__TEXTAUSZUG__.
--------
Das ist eine Schlüssel­passage aus «This is Not Propaganda. Adventures in the War Against Reality» (Das ist keine Propaganda. Abenteuer im Krieg gegen die Realität), dem neuen Buch von Peter Pomerantsev. Das Werk, das aus einer ungewöhnlichen Mischung von auto­biografischem Essay, rund um den Globus führenden Reportagen und hoch informierten Analysen besteht, ist eine beeindruckende Reflexion über das Politische in einer postfaktischen Welt.

Als Sohn sowjetischer Dissidenten, die vom KGB drangsaliert und schliesslich ins englische Exil getrieben wurden, und als früher Kritiker der «postmodernen Diktatur» in Putins Russland ist Pomerantsev ein idealer Beobachter der heutigen Polit­kommunikation. Nicht so sehr deshalb, weil Russland seinen «Informations­krieg» in die verschiedensten Länder getragen hat und sowohl die amerikanischen Präsidentschafts­wahlen als auch das Brexit-Referendum mit Desinformations­kampagnen beeinflusste. Viel bedeutender ist, dass Russland die Avantgarde der zeitgenössischen Propaganda­techniken darstellt. Dass sich heute rund um den Globus – ob mit oder ohne direkte Intervention von Putins Trollfabriken – die politische Auseinander­setzung zu russifizieren droht.
--------
__BEREITGESTELLTE DATEN__.

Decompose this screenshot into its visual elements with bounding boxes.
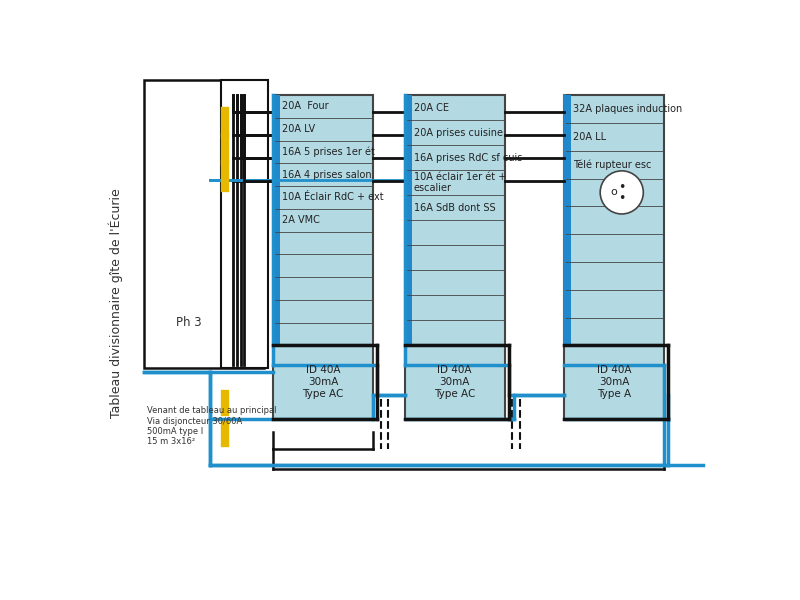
Text: ID 40A
30mA
Type AC: ID 40A 30mA Type AC (434, 365, 475, 398)
Text: 16A prises RdC sf cuis: 16A prises RdC sf cuis (414, 152, 522, 163)
Text: 20A LL: 20A LL (574, 132, 606, 142)
Text: 16A SdB dont SS: 16A SdB dont SS (414, 203, 495, 213)
Text: 20A  Four: 20A Four (282, 101, 329, 112)
Bar (564, 95, 664, 346)
Text: 20A CE: 20A CE (414, 103, 449, 113)
Bar (405, 95, 505, 346)
Bar (144, 80, 264, 368)
Bar (273, 95, 280, 346)
Bar (273, 95, 373, 346)
Text: 16A 5 prises 1er ét: 16A 5 prises 1er ét (282, 147, 375, 157)
Text: Venant de tableau au principal
Via disjoncteur 30/60A
500mA type I
15 m 3x16²: Venant de tableau au principal Via disjo… (146, 406, 276, 446)
Text: Télé rupteur esc: Télé rupteur esc (574, 160, 652, 170)
Text: 20A LV: 20A LV (282, 124, 315, 134)
Text: Ph 3: Ph 3 (176, 316, 202, 329)
Bar (405, 346, 505, 419)
Bar (564, 346, 664, 419)
Bar (405, 95, 411, 346)
Text: 32A plaques induction: 32A plaques induction (574, 104, 682, 114)
Text: •: • (618, 192, 626, 205)
Text: ID 40A
30mA
Type A: ID 40A 30mA Type A (597, 365, 631, 398)
Text: 10A éclair 1er ét +
escalier: 10A éclair 1er ét + escalier (414, 172, 506, 193)
Bar (222, 80, 267, 368)
Text: •: • (618, 181, 626, 194)
Text: o: o (610, 187, 618, 197)
Text: 20A prises cuisine: 20A prises cuisine (414, 128, 503, 137)
Text: 16A 4 prises salon: 16A 4 prises salon (282, 170, 372, 180)
Bar (273, 346, 373, 419)
Text: 2A VMC: 2A VMC (282, 215, 320, 225)
Text: 10A Éclair RdC + ext: 10A Éclair RdC + ext (282, 193, 384, 202)
Circle shape (600, 171, 643, 214)
Text: Tableau divisionnaire gîte de l'Écurie: Tableau divisionnaire gîte de l'Écurie (109, 188, 123, 418)
Bar (564, 95, 571, 346)
Text: ID 40A
30mA
Type AC: ID 40A 30mA Type AC (302, 365, 344, 398)
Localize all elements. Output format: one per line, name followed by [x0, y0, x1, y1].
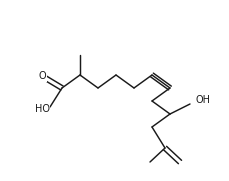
Text: O: O — [38, 71, 46, 81]
Text: OH: OH — [196, 95, 210, 105]
Text: HO: HO — [35, 104, 49, 114]
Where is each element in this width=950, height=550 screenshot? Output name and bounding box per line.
--------
__ZU BEARBEITEN__.
**a)** Zitieren Sie aus dem Textauszug alles von „Als Sohn sowjetischer“ bis hinunter zu „zu russifizieren droht.“.
**b)** Wohin wurden die Eltern von Peter Pomerantsev laut dem Textauszug schließlich getrieben?
Stützen Sie sich ausschließlich auf den Textauszug.

__LÖSUNGEN__.
**a)**
Als Sohn sowjetischer Dissidenten, die vom KGB drangsaliert und schliesslich ins englische Exil getrieben wurden, und als früher Kritiker der «postmodernen Diktatur» in Putins Russland ist Pomerantsev ein idealer Beobachter der heutigen Polit­kommunikation. Nicht so sehr deshalb, weil Russland seinen «Informations­krieg» in die verschiedensten Länder getragen hat und sowohl die amerikanischen Präsidentschafts­wahlen als auch das Brexit-Referendum mit Desinformations­kampagnen beeinflusste. Viel bedeutender ist, dass Russland die Avantgarde der zeitgenössischen Propaganda­techniken darstellt. Dass sich heute rund um den Globus – ob mit oder ohne direkte Intervention von Putins Trollfabriken – die politische Auseinander­setzung zu russifizieren droht.

**b)** Sie wurden ins englische Exil getrieben.